### Work instructions
Quote all of the entries word for word.

Dataset entries:
※ ※ ※

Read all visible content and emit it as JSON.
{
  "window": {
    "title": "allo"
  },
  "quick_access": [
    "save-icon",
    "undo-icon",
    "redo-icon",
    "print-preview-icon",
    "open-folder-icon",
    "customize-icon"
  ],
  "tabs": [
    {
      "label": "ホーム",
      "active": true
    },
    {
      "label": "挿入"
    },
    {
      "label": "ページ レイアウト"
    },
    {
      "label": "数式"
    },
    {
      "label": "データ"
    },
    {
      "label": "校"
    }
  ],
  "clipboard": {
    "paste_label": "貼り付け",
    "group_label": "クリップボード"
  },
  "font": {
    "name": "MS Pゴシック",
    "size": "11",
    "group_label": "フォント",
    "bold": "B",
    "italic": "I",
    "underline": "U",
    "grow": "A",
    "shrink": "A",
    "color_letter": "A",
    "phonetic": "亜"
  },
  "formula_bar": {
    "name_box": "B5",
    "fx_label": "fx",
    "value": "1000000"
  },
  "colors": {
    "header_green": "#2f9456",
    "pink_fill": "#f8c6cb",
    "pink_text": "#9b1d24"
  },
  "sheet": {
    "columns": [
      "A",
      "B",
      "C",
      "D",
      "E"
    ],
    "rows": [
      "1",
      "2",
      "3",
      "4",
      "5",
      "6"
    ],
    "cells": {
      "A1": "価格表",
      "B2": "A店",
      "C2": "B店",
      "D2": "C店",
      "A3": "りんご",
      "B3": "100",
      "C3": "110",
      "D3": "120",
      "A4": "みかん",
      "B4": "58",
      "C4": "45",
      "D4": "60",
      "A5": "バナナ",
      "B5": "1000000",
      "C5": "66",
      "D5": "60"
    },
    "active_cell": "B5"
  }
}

※ ※ ※

### Complete output
Read all visible content and emit it as JSON.
{
  "window": {
    "title": "allo"
  },
  "quick_access": [
    "save-icon",
    "undo-icon",
    "redo-icon",
    "print-preview-icon",
    "open-folder-icon",
    "customize-icon"
  ],
  "tabs": [
    {
      "label": "ホーム",
      "active": true
    },
    {
      "label": "挿入"
    },
    {
      "label": "ページ レイアウト"
    },
    {
      "label": "数式"
    },
    {
      "label": "データ"
    },
    {
      "label": "校"
    }
  ],
  "clipboard": {
    "paste_label": "貼り付け",
    "group_label": "クリップボード"
  },
  "font": {
    "name": "MS Pゴシック",
    "size": "11",
    "group_label": "フォント",
    "bold": "B",
    "italic": "I",
    "underline": "U",
    "grow": "A",
    "shrink": "A",
    "color_letter": "A",
    "phonetic": "亜"
  },
  "formula_bar": {
    "name_box": "B5",
    "fx_label": "fx",
    "value": "1000000"
  },
  "colors": {
    "header_green": "#2f9456",
    "pink_fill": "#f8c6cb",
    "pink_text": "#9b1d24"
  },
  "sheet": {
    "columns": [
      "A",
      "B",
      "C",
      "D",
      "E"
    ],
    "rows": [
      "1",
      "2",
      "3",
      "4",
      "5",
      "6"
    ],
    "cells": {
      "A1": "価格表",
      "B2": "A店",
      "C2": "B店",
      "D2": "C店",
      "A3": "りんご",
      "B3": "100",
      "C3": "110",
      "D3": "120",
      "A4": "みかん",
      "B4": "58",
      "C4": "45",
      "D4": "60",
      "A5": "バナナ",
      "B5": "1000000",
      "C5": "66",
      "D5": "60"
    },
    "active_cell": "B5"
  }
}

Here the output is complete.